§ **PROBLEM DESCRIPTION**: Below are entries. Pull out all lines containing "controls".

§ **DATA FOR PROCESSING**:
------

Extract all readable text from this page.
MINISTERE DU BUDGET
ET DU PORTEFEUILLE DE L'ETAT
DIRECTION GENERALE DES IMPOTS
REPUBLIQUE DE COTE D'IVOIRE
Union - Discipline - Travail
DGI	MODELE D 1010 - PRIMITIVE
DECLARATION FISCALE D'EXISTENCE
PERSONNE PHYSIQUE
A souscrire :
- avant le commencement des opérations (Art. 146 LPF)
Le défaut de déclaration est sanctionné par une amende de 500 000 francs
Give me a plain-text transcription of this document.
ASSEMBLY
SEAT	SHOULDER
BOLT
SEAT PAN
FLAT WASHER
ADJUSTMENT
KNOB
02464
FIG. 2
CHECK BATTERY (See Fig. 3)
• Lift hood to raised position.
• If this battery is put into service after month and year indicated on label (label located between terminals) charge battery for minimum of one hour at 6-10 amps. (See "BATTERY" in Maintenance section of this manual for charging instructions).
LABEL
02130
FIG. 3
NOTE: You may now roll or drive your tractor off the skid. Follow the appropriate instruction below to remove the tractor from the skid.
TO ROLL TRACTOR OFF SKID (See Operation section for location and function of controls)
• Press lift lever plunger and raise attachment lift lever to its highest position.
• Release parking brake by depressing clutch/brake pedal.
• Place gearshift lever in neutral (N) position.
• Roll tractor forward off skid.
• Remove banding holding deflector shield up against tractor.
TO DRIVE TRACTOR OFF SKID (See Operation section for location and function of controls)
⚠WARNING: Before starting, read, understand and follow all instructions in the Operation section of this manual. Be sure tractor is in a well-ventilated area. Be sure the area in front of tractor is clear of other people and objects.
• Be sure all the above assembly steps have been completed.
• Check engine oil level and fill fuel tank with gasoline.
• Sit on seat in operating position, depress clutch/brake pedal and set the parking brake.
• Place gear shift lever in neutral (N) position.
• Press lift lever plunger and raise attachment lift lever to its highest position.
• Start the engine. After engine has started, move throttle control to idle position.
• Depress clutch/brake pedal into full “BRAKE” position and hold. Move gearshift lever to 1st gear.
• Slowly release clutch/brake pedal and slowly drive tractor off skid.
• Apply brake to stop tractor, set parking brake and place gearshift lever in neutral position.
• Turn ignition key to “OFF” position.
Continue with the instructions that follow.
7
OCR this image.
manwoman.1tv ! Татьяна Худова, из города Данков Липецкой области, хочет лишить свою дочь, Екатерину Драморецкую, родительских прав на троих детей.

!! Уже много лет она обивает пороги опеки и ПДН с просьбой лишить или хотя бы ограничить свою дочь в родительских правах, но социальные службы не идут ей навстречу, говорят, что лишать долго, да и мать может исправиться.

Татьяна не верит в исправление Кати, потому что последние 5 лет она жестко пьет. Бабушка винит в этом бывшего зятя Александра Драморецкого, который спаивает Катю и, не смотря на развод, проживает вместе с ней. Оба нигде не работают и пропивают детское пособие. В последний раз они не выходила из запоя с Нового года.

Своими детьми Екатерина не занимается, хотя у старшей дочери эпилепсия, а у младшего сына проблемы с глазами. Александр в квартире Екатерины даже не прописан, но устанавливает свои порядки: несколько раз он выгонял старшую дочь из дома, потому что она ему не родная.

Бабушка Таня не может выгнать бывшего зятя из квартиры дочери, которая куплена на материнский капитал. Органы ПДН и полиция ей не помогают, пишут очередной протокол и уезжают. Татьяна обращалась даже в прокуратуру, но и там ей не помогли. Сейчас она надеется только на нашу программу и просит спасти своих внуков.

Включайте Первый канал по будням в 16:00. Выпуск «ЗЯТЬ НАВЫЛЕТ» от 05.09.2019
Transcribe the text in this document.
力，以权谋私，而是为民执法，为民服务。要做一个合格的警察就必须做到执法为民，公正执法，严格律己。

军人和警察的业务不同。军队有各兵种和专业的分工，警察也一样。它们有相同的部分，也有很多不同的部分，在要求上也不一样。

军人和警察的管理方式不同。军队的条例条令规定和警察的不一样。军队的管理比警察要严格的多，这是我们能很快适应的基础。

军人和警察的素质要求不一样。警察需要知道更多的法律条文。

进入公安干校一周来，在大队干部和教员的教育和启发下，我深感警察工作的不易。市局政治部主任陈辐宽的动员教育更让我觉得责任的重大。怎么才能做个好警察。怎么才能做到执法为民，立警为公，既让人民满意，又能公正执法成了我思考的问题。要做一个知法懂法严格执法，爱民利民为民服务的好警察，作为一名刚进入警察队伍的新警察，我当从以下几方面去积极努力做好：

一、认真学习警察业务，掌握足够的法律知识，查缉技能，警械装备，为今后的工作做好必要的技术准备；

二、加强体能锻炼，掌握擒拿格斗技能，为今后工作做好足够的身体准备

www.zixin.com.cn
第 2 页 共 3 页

------

§ **RESPONSE TO THIS TASK**:
TO ROLL TRACTOR OFF SKID (See Operation section for location and function of controls)
TO DRIVE TRACTOR OFF SKID (See Operation section for location and function of controls)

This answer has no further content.